#### What is expected:
Check each line of the entries below for the string "screenshot" and state how many lines have it, with no other text.
** Start Extracted records **
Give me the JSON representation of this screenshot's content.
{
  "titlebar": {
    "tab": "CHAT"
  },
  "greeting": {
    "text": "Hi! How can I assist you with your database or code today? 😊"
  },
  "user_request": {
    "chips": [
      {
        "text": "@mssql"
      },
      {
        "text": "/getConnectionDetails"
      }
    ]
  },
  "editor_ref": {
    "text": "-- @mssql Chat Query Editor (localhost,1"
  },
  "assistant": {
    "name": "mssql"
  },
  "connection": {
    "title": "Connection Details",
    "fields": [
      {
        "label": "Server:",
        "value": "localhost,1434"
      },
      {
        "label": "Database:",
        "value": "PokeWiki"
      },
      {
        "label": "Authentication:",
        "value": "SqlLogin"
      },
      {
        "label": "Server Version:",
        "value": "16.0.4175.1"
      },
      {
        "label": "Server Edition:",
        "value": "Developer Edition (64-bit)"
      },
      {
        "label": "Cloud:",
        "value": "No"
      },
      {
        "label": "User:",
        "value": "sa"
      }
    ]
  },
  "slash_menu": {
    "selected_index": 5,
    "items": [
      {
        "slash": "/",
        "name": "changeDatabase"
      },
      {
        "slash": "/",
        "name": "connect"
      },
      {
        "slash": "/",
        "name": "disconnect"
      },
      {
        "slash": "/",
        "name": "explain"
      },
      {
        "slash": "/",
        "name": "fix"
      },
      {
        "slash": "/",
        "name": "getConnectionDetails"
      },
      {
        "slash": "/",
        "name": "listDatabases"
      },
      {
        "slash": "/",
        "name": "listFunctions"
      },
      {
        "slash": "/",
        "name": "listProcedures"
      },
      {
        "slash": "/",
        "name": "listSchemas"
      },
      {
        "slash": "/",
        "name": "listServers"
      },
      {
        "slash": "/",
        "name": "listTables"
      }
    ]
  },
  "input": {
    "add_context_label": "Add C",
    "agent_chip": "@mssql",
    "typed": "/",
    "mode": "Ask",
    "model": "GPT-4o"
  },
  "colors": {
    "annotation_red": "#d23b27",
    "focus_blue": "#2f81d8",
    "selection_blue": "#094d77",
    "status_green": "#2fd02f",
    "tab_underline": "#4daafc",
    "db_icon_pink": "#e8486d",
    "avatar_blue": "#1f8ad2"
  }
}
** End Extracted records **
** Start Extracted records **
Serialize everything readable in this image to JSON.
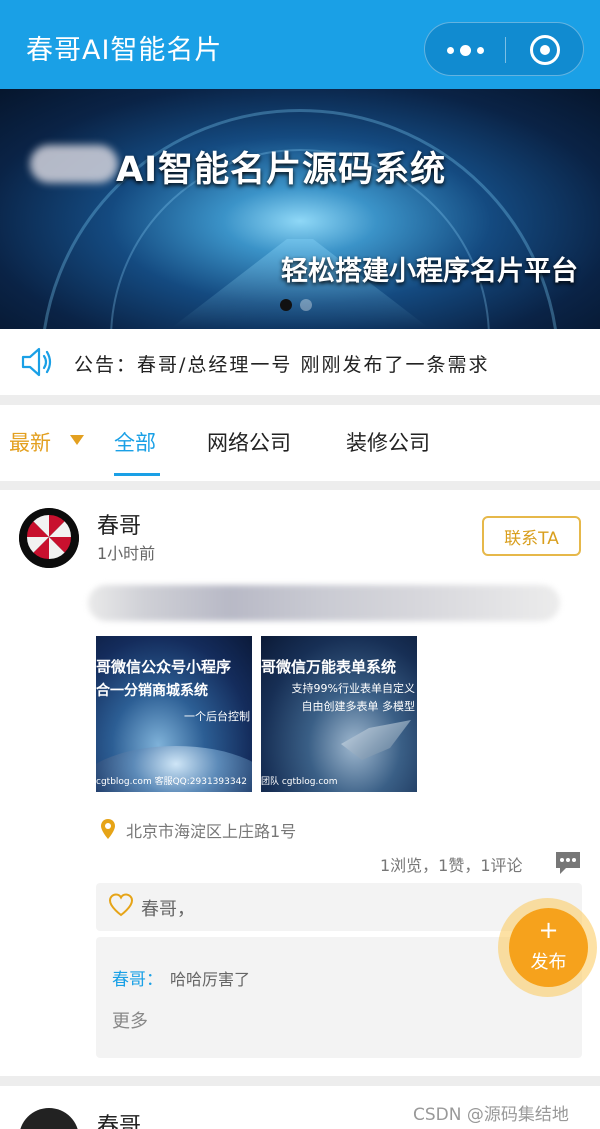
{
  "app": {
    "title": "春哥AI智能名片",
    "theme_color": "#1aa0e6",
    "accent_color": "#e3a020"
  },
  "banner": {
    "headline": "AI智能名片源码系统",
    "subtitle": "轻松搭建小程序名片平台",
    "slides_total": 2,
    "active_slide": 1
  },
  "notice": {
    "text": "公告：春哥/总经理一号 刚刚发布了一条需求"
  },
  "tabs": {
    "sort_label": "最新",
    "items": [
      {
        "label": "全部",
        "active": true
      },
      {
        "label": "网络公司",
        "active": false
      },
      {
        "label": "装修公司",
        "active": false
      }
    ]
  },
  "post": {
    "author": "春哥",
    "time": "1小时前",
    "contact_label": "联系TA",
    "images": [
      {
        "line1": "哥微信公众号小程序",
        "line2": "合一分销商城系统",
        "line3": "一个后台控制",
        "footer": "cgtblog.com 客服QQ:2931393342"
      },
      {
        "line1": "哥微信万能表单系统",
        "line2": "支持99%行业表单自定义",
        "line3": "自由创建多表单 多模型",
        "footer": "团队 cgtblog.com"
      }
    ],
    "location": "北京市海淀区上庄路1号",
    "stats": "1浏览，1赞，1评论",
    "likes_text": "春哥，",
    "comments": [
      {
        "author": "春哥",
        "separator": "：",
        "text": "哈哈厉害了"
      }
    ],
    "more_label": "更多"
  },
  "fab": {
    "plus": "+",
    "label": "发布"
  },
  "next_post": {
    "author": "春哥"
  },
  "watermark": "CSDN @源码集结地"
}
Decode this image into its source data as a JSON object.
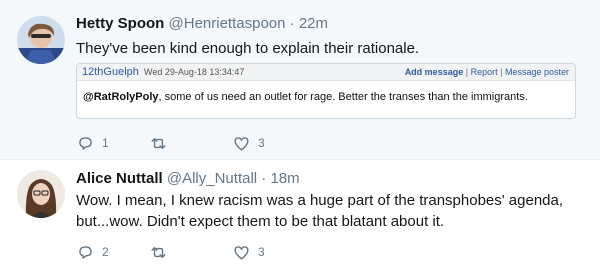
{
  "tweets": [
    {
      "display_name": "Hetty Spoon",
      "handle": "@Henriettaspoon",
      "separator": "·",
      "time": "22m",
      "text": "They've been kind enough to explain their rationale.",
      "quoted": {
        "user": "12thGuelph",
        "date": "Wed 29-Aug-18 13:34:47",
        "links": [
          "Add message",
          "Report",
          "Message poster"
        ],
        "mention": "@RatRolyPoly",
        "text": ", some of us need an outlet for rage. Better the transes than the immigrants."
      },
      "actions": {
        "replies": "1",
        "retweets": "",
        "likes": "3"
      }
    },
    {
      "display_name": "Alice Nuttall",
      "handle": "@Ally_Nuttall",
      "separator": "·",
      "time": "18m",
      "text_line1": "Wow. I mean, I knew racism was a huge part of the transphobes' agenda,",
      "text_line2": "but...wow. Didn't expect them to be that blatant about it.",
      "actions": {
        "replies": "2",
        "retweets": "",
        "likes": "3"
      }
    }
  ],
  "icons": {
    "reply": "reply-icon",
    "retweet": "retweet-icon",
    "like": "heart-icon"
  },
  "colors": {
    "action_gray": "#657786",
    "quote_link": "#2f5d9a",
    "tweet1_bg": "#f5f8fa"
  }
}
** End Extracted records **
** Start Extracted records **
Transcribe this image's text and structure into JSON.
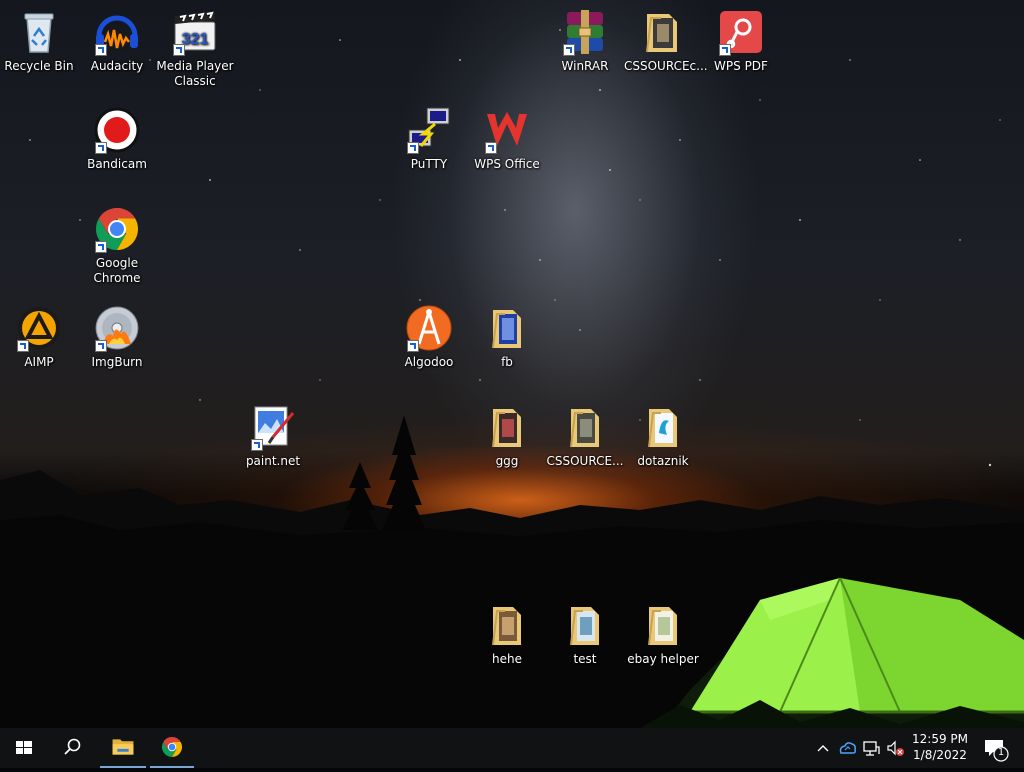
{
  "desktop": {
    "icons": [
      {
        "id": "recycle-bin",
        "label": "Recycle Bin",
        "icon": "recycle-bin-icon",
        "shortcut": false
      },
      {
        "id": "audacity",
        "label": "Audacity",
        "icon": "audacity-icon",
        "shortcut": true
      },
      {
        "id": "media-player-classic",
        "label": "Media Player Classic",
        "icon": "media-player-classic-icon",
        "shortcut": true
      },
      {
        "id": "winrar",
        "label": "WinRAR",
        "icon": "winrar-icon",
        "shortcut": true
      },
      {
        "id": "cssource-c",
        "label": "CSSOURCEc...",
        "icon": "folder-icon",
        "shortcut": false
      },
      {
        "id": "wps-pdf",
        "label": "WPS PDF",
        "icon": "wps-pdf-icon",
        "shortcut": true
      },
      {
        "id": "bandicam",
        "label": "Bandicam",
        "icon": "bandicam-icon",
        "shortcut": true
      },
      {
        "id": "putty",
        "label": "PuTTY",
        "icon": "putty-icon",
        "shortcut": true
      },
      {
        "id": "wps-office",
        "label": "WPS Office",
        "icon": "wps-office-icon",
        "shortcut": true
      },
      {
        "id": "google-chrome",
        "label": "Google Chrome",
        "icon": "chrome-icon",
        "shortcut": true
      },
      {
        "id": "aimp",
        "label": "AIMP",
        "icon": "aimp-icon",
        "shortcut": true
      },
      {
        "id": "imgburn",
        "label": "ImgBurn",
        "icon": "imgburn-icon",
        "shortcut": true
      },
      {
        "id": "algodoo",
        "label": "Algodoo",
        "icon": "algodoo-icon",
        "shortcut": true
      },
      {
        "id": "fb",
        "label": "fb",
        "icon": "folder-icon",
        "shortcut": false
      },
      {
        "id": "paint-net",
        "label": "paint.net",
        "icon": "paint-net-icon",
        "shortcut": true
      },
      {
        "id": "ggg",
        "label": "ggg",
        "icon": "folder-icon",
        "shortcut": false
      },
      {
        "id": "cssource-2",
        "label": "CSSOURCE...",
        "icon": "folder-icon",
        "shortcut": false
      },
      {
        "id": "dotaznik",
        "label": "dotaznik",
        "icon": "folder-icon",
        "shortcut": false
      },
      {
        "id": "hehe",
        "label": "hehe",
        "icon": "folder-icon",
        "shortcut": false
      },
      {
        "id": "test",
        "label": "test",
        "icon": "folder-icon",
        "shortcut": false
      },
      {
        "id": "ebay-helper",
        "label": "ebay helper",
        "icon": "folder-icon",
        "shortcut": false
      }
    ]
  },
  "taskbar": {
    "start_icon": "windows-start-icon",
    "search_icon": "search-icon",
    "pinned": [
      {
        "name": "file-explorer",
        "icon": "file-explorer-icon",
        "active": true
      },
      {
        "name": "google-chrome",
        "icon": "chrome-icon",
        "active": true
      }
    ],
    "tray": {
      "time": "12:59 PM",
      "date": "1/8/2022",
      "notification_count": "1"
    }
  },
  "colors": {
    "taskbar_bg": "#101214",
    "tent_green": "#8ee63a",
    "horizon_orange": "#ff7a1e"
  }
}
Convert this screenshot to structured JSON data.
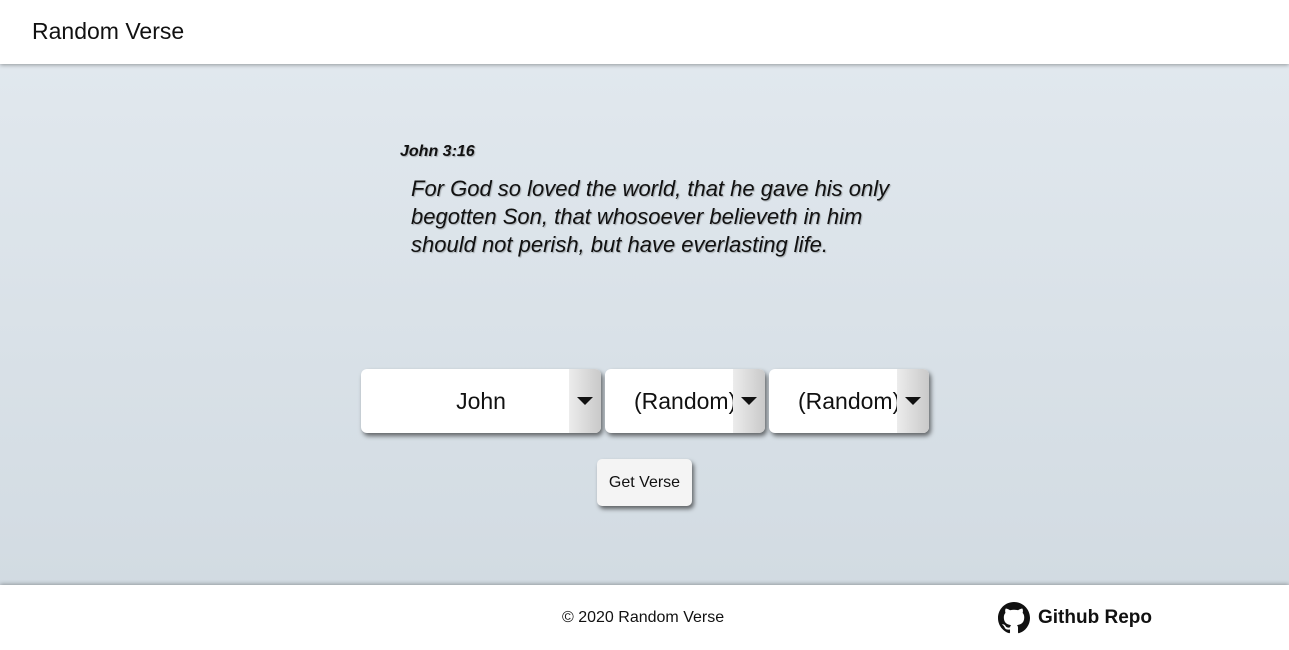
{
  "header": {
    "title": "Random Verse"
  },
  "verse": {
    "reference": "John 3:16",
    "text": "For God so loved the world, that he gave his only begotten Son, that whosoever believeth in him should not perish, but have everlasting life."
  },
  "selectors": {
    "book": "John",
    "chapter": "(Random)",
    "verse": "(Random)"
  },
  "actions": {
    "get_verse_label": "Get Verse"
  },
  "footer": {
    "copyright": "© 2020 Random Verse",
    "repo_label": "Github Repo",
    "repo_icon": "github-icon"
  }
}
** End Extracted records **
#### Answer in full:
2